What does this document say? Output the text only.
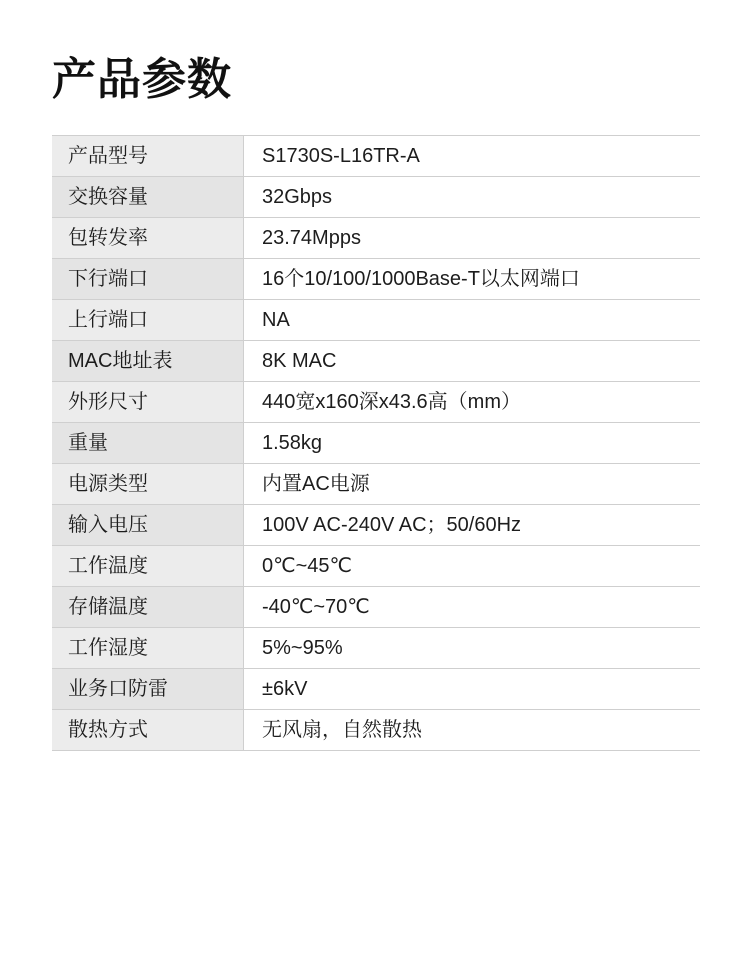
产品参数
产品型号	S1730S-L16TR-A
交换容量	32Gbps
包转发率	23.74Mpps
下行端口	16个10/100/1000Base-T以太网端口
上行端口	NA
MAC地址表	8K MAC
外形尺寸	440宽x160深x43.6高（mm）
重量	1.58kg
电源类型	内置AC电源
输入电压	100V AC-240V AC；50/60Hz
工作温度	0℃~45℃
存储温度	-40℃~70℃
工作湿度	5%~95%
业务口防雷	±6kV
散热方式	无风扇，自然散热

GOAL
Quote each entry above verbatim and drop the pictures.

OUTPUT
What does this document say? Output the text only.
产品参数
产品型号	S1730S-L16TR-A
交换容量	32Gbps
包转发率	23.74Mpps
下行端口	16个10/100/1000Base-T以太网端口
上行端口	NA
MAC地址表	8K MAC
外形尺寸	440宽x160深x43.6高（mm）
重量	1.58kg
电源类型	内置AC电源
输入电压	100V AC-240V AC；50/60Hz
工作温度	0℃~45℃
存储温度	-40℃~70℃
工作湿度	5%~95%
业务口防雷	±6kV
散热方式	无风扇，自然散热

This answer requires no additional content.